■ **Set problem**: Carry none of the pictures over; set down the material below exactly.

■ **Material**:

____________

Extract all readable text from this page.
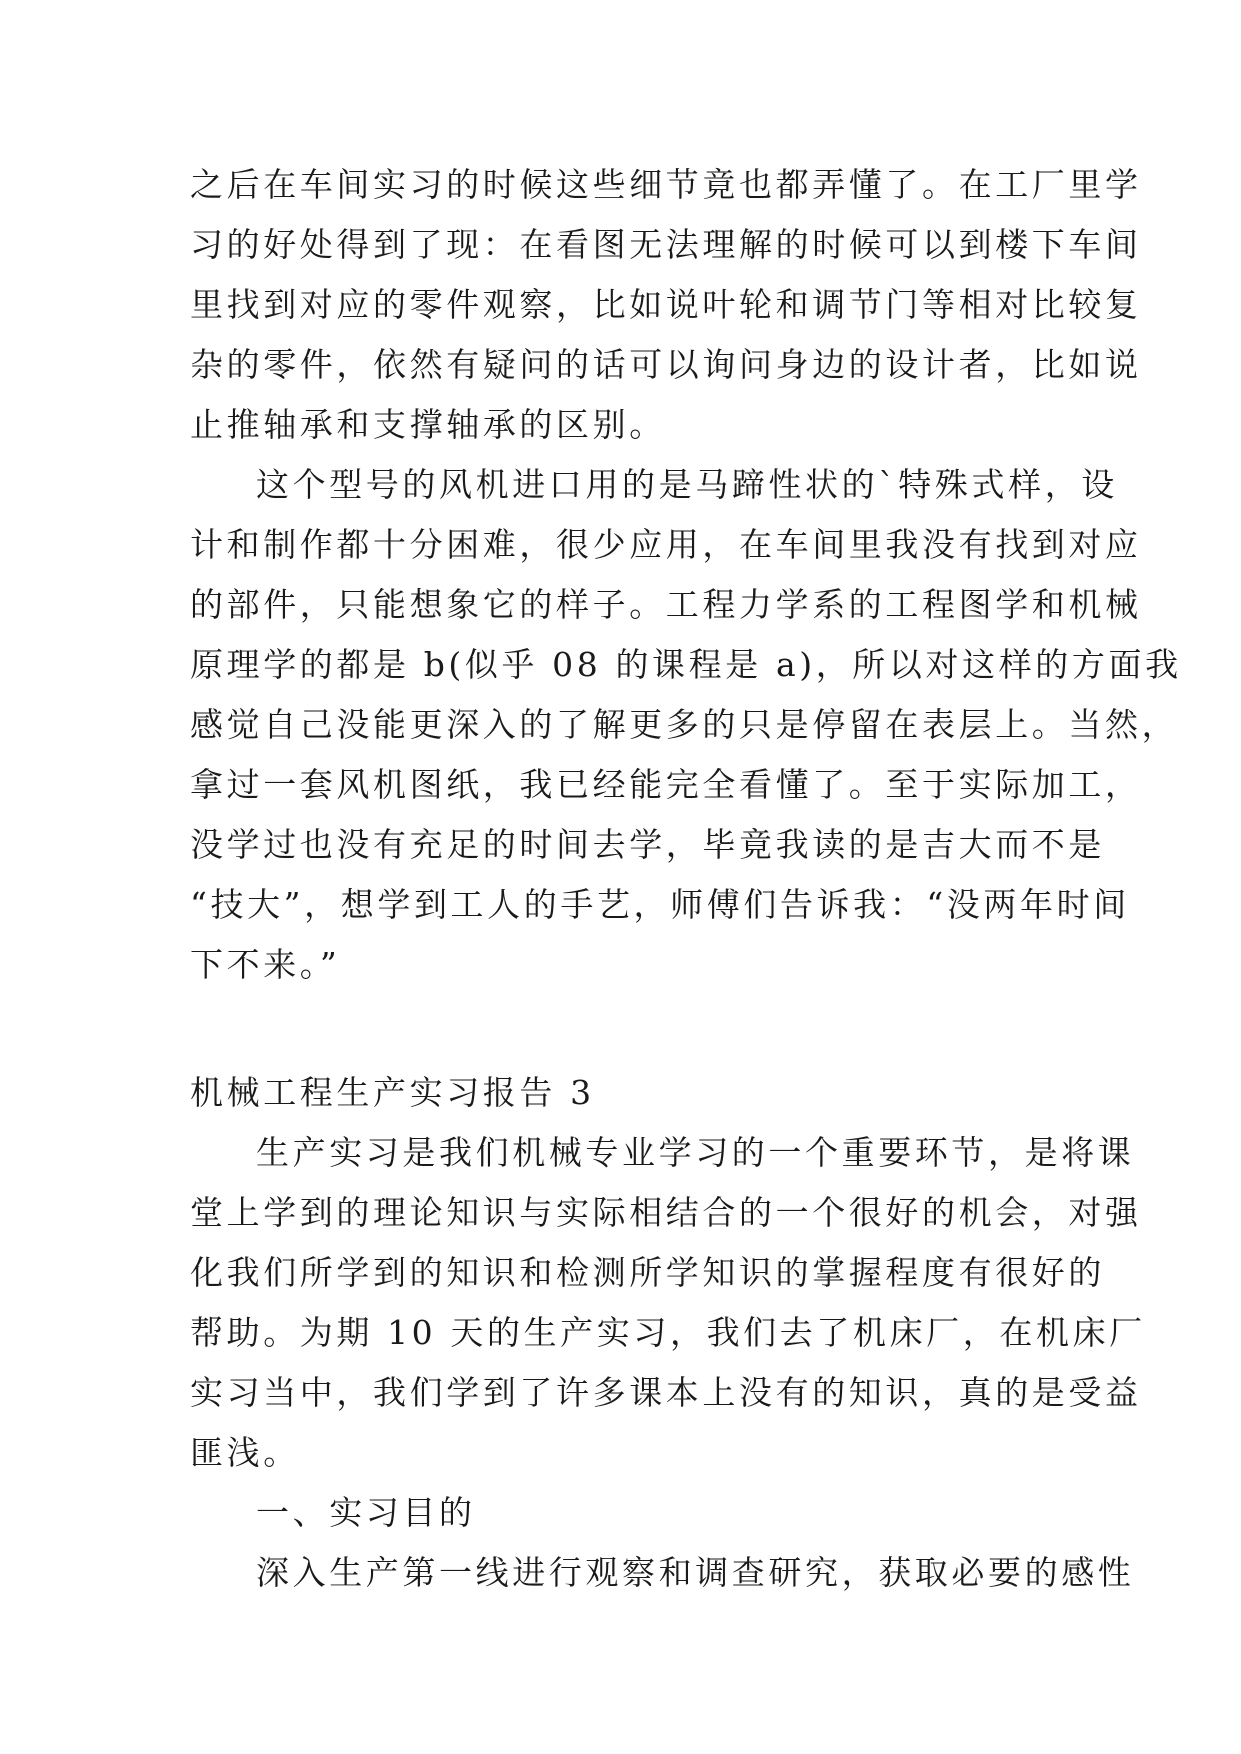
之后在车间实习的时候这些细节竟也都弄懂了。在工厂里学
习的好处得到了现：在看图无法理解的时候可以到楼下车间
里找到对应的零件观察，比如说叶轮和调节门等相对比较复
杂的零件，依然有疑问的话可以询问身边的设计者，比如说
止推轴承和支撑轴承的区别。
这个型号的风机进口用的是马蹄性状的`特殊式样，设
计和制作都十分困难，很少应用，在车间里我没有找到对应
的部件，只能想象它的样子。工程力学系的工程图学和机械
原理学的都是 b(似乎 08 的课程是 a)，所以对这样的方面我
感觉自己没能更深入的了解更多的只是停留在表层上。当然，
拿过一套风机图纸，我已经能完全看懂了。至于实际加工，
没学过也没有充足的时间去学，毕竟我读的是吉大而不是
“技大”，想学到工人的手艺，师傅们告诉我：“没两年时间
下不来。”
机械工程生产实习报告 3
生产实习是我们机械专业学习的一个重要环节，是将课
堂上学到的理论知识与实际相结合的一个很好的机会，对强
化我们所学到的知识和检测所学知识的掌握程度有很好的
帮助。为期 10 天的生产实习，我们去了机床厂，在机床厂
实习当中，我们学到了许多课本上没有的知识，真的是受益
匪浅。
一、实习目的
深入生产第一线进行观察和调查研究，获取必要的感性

____________

■ **Answer to the exercise**:
Extract all readable text from this page.
之后在车间实习的时候这些细节竟也都弄懂了。在工厂里学
习的好处得到了现：在看图无法理解的时候可以到楼下车间
里找到对应的零件观察，比如说叶轮和调节门等相对比较复
杂的零件，依然有疑问的话可以询问身边的设计者，比如说
止推轴承和支撑轴承的区别。
这个型号的风机进口用的是马蹄性状的`特殊式样，设
计和制作都十分困难，很少应用，在车间里我没有找到对应
的部件，只能想象它的样子。工程力学系的工程图学和机械
原理学的都是 b(似乎 08 的课程是 a)，所以对这样的方面我
感觉自己没能更深入的了解更多的只是停留在表层上。当然，
拿过一套风机图纸，我已经能完全看懂了。至于实际加工，
没学过也没有充足的时间去学，毕竟我读的是吉大而不是
“技大”，想学到工人的手艺，师傅们告诉我：“没两年时间
下不来。”
机械工程生产实习报告 3
生产实习是我们机械专业学习的一个重要环节，是将课
堂上学到的理论知识与实际相结合的一个很好的机会，对强
化我们所学到的知识和检测所学知识的掌握程度有很好的
帮助。为期 10 天的生产实习，我们去了机床厂，在机床厂
实习当中，我们学到了许多课本上没有的知识，真的是受益
匪浅。
一、实习目的
深入生产第一线进行观察和调查研究，获取必要的感性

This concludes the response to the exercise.